++++ RECORDS SUPPLIED ++++
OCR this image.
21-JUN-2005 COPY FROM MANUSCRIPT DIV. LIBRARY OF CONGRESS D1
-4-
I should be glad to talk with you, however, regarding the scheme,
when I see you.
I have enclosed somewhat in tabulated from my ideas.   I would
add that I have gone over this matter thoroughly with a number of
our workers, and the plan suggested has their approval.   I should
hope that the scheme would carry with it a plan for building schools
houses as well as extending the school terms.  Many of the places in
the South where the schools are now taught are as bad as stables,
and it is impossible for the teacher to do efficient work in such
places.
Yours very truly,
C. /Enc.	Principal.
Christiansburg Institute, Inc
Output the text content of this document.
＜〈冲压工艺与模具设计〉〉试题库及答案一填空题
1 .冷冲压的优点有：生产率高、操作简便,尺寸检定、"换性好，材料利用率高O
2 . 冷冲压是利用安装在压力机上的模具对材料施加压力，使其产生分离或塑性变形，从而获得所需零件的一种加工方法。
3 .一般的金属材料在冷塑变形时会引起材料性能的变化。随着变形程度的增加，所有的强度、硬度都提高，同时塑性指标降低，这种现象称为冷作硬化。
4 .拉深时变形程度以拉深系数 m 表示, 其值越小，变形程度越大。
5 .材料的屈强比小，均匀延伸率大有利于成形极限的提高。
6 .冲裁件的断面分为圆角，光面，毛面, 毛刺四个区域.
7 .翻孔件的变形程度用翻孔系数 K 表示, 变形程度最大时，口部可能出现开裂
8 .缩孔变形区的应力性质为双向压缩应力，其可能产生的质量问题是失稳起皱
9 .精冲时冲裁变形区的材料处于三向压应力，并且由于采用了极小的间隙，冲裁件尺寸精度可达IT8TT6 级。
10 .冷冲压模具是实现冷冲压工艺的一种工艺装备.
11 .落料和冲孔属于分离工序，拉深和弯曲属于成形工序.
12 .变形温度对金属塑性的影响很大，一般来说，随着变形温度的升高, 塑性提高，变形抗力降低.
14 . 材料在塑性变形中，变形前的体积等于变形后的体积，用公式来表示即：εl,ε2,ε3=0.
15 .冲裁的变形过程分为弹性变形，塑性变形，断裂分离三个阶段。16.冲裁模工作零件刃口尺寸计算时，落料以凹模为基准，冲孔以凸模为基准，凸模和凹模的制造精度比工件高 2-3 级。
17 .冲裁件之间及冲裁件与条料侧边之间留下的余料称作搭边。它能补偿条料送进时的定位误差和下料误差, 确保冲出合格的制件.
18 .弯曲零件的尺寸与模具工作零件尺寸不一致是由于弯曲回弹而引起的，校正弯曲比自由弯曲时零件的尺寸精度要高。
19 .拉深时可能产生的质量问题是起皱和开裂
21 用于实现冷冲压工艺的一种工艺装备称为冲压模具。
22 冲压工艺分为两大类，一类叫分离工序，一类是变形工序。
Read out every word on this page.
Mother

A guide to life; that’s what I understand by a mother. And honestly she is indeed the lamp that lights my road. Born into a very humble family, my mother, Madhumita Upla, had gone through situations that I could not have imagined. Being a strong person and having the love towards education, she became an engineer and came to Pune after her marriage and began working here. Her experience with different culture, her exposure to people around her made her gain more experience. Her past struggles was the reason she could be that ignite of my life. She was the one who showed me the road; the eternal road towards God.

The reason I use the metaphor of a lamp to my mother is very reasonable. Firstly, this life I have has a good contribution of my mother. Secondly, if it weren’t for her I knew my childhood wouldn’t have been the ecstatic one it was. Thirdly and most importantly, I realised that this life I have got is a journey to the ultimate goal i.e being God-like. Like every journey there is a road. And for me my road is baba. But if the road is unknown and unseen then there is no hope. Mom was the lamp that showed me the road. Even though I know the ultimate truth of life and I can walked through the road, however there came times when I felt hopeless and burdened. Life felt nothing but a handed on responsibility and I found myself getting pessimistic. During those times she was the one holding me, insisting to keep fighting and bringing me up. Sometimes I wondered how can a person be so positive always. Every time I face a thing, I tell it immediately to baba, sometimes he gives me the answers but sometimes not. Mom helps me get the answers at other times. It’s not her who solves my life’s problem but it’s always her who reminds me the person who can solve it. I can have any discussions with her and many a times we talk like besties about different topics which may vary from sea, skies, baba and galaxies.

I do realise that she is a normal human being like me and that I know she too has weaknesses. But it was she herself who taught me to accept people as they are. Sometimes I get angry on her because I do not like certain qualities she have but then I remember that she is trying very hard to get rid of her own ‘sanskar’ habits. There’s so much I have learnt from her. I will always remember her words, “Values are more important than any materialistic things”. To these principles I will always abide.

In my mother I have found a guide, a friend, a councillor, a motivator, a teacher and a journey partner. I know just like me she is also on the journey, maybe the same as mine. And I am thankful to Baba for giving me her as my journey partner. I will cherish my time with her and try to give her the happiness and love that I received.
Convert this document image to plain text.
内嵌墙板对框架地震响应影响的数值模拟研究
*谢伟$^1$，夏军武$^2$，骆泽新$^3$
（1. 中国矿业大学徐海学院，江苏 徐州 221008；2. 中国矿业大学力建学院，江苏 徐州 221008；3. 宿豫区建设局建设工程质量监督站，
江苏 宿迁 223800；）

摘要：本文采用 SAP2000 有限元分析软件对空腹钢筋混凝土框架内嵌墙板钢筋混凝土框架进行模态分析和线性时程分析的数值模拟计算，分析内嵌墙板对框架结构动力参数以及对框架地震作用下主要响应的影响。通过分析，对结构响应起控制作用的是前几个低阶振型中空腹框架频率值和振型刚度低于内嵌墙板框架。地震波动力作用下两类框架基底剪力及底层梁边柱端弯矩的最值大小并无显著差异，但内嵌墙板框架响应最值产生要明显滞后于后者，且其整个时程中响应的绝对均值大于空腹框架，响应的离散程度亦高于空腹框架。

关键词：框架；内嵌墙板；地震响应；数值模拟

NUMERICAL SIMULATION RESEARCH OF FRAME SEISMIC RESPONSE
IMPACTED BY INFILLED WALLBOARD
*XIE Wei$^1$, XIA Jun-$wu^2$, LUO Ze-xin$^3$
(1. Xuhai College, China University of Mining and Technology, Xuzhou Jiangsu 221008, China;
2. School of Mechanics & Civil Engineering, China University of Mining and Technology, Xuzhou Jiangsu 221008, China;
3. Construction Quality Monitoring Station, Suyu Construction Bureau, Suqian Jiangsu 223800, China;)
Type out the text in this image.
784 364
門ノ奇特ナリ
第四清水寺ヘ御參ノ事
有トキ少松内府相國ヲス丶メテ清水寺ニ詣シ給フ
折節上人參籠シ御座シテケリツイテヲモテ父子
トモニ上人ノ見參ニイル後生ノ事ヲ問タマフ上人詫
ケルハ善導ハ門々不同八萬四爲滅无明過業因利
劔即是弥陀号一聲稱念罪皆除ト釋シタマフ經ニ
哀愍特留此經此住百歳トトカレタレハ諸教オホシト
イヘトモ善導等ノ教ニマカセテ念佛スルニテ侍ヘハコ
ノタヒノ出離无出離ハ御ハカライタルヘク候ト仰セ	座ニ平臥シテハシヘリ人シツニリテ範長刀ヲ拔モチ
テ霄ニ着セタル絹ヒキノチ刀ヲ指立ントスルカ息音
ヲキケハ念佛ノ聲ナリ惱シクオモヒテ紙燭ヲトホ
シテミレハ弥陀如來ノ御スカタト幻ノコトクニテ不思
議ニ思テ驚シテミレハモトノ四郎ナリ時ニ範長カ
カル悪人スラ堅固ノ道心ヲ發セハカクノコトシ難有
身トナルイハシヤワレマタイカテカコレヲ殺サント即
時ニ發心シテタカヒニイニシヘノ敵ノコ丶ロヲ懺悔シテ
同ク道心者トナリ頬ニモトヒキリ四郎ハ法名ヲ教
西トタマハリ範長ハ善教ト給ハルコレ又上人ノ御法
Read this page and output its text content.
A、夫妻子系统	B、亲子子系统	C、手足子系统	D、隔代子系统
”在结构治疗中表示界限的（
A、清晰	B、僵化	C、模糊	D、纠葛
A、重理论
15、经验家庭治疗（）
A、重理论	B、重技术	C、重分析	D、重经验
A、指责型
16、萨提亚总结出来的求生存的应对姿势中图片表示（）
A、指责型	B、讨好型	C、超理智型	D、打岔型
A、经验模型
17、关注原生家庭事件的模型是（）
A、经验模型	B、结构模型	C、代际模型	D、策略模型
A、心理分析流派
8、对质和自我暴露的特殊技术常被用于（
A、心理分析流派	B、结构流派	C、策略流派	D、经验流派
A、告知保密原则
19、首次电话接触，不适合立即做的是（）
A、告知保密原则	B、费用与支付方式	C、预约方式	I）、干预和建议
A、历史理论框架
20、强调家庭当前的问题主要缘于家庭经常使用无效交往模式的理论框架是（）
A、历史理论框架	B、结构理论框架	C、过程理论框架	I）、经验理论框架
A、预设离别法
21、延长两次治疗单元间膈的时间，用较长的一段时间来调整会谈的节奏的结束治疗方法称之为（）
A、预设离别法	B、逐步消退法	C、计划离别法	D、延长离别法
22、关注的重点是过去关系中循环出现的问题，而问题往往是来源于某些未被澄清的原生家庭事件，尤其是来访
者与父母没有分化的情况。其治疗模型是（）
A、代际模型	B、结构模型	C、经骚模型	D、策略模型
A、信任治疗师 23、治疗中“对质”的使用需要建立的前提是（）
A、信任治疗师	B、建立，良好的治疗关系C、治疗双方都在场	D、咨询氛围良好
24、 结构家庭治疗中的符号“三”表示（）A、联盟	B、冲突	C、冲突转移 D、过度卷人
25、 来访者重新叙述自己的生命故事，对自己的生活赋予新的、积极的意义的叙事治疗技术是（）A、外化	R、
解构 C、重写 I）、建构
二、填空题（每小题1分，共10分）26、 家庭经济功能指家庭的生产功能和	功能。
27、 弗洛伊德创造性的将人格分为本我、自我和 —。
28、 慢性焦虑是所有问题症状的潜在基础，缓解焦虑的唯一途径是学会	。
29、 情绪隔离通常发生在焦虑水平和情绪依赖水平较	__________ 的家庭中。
++++
*GIVEN REQUEST*. Find every line in the records above that holds the word "信任治疗师", and copy each one.

*SOLUTION*.
A、信任治疗师 23、治疗中“对质”的使用需要建立的前提是（）
A、信任治疗师	B、建立，良好的治疗关系C、治疗双方都在场	D、咨询氛围良好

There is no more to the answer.